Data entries
(begin)
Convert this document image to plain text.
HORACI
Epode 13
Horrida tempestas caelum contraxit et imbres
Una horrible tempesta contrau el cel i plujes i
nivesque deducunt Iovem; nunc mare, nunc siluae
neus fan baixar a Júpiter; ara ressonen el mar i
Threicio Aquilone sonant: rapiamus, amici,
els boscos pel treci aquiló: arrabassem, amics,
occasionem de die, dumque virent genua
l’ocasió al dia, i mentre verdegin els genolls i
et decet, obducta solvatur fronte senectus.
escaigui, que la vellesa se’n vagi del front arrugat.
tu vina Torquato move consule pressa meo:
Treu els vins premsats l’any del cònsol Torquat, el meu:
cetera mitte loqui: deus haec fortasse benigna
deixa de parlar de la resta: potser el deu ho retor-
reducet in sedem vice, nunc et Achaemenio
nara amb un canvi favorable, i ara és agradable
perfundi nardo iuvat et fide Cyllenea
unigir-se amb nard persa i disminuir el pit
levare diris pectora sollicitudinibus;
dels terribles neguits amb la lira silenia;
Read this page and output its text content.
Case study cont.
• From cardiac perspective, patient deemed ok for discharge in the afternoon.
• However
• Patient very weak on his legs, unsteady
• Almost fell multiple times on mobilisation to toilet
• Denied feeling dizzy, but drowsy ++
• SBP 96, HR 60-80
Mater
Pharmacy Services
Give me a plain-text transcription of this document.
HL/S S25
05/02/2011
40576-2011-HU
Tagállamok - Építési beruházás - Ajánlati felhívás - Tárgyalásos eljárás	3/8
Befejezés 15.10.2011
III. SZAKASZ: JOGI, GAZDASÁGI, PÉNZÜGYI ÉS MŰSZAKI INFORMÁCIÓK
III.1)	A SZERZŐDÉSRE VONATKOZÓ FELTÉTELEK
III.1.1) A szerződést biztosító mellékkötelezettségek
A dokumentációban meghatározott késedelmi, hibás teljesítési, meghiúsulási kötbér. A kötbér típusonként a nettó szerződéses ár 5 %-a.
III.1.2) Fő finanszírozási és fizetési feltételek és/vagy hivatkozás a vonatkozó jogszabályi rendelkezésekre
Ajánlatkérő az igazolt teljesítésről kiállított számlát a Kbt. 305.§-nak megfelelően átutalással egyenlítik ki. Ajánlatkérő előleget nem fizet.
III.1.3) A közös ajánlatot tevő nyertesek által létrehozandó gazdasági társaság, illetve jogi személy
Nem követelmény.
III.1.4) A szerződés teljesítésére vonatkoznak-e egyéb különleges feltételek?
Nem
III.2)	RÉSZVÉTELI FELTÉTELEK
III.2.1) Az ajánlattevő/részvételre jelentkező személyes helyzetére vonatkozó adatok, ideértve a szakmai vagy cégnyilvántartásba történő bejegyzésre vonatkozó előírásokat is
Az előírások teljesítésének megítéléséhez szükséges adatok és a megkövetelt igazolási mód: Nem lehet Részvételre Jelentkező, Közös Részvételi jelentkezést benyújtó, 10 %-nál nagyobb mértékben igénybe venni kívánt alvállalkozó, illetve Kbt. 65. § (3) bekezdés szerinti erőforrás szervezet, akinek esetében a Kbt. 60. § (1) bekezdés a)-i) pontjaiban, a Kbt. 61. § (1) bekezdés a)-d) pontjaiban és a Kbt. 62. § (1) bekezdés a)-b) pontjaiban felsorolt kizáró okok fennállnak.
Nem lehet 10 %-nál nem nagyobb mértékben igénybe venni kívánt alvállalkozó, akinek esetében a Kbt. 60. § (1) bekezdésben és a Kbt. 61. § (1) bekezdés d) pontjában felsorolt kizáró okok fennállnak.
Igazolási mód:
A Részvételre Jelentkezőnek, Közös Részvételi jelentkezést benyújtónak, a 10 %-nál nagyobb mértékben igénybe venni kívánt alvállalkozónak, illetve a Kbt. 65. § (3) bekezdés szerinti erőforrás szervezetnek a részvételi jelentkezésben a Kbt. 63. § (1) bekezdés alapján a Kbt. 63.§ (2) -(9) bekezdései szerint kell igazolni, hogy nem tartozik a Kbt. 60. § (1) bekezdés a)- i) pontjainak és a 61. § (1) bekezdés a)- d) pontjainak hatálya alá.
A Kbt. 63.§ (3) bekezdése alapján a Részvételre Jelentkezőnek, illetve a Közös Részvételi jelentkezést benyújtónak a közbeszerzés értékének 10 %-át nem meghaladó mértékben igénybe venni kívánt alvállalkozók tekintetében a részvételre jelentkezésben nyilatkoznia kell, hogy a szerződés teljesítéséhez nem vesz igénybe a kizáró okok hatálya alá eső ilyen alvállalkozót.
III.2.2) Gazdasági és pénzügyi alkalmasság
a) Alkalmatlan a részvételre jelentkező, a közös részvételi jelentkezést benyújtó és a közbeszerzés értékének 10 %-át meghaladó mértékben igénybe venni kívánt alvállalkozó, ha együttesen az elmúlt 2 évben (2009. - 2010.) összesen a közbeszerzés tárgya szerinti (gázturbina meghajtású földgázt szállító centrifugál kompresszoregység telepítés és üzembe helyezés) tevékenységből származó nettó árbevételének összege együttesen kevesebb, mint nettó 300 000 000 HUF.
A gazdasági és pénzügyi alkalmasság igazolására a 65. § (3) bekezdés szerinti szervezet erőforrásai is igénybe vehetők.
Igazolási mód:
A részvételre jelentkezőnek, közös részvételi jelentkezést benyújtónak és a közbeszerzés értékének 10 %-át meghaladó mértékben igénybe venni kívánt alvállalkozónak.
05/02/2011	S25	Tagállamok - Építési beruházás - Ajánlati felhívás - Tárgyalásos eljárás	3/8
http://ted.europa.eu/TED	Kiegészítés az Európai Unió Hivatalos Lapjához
(end)
### Aim of the exercise
Copy each line of the listing that holds the word "text".

### Output of the exercise
Convert this document image to plain text.
Read this page and output its text content.
Give me a plain-text transcription of this document.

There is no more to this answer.